▼

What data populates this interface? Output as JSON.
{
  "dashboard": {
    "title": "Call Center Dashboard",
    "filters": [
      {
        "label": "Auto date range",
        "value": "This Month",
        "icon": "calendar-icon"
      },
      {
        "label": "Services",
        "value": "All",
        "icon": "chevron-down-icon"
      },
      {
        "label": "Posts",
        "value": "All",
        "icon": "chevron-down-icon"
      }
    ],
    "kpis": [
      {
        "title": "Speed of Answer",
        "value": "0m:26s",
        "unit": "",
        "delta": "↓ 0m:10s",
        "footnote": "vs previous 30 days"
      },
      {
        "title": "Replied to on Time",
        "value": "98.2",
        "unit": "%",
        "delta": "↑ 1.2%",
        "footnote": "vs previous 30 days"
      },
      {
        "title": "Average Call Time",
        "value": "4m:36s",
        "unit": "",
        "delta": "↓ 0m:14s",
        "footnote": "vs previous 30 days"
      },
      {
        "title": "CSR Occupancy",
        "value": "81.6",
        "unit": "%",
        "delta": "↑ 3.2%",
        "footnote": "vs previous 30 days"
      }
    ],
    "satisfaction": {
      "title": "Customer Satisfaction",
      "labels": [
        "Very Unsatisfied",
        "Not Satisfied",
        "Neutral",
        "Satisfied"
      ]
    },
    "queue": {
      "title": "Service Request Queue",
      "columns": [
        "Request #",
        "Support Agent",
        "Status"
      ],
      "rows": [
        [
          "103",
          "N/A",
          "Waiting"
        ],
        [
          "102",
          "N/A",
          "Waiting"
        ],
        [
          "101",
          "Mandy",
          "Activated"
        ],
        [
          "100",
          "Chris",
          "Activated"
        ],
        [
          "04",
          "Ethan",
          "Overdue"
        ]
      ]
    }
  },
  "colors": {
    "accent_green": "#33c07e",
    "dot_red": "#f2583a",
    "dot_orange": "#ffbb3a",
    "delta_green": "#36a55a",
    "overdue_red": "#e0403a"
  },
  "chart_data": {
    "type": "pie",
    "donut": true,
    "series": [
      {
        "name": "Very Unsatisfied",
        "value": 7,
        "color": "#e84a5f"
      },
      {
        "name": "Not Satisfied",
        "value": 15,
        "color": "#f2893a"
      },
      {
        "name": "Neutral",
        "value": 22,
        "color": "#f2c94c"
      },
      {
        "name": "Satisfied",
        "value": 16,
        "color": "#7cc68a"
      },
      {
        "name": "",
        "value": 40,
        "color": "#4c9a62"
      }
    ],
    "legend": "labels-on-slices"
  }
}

▲

REQUIREMENT » Reproduce the entire listing word for word.

PROBLEM SOLUTION »
What data populates this interface? Output as JSON.
{
  "dashboard": {
    "title": "Call Center Dashboard",
    "filters": [
      {
        "label": "Auto date range",
        "value": "This Month",
        "icon": "calendar-icon"
      },
      {
        "label": "Services",
        "value": "All",
        "icon": "chevron-down-icon"
      },
      {
        "label": "Posts",
        "value": "All",
        "icon": "chevron-down-icon"
      }
    ],
    "kpis": [
      {
        "title": "Speed of Answer",
        "value": "0m:26s",
        "unit": "",
        "delta": "↓ 0m:10s",
        "footnote": "vs previous 30 days"
      },
      {
        "title": "Replied to on Time",
        "value": "98.2",
        "unit": "%",
        "delta": "↑ 1.2%",
        "footnote": "vs previous 30 days"
      },
      {
        "title": "Average Call Time",
        "value": "4m:36s",
        "unit": "",
        "delta": "↓ 0m:14s",
        "footnote": "vs previous 30 days"
      },
      {
        "title": "CSR Occupancy",
        "value": "81.6",
        "unit": "%",
        "delta": "↑ 3.2%",
        "footnote": "vs previous 30 days"
      }
    ],
    "satisfaction": {
      "title": "Customer Satisfaction",
      "labels": [
        "Very Unsatisfied",
        "Not Satisfied",
        "Neutral",
        "Satisfied"
      ]
    },
    "queue": {
      "title": "Service Request Queue",
      "columns": [
        "Request #",
        "Support Agent",
        "Status"
      ],
      "rows": [
        [
          "103",
          "N/A",
          "Waiting"
        ],
        [
          "102",
          "N/A",
          "Waiting"
        ],
        [
          "101",
          "Mandy",
          "Activated"
        ],
        [
          "100",
          "Chris",
          "Activated"
        ],
        [
          "04",
          "Ethan",
          "Overdue"
        ]
      ]
    }
  },
  "colors": {
    "accent_green": "#33c07e",
    "dot_red": "#f2583a",
    "dot_orange": "#ffbb3a",
    "delta_green": "#36a55a",
    "overdue_red": "#e0403a"
  },
  "chart_data": {
    "type": "pie",
    "donut": true,
    "series": [
      {
        "name": "Very Unsatisfied",
        "value": 7,
        "color": "#e84a5f"
      },
      {
        "name": "Not Satisfied",
        "value": 15,
        "color": "#f2893a"
      },
      {
        "name": "Neutral",
        "value": 22,
        "color": "#f2c94c"
      },
      {
        "name": "Satisfied",
        "value": 16,
        "color": "#7cc68a"
      },
      {
        "name": "",
        "value": 40,
        "color": "#4c9a62"
      }
    ],
    "legend": "labels-on-slices"
  }
}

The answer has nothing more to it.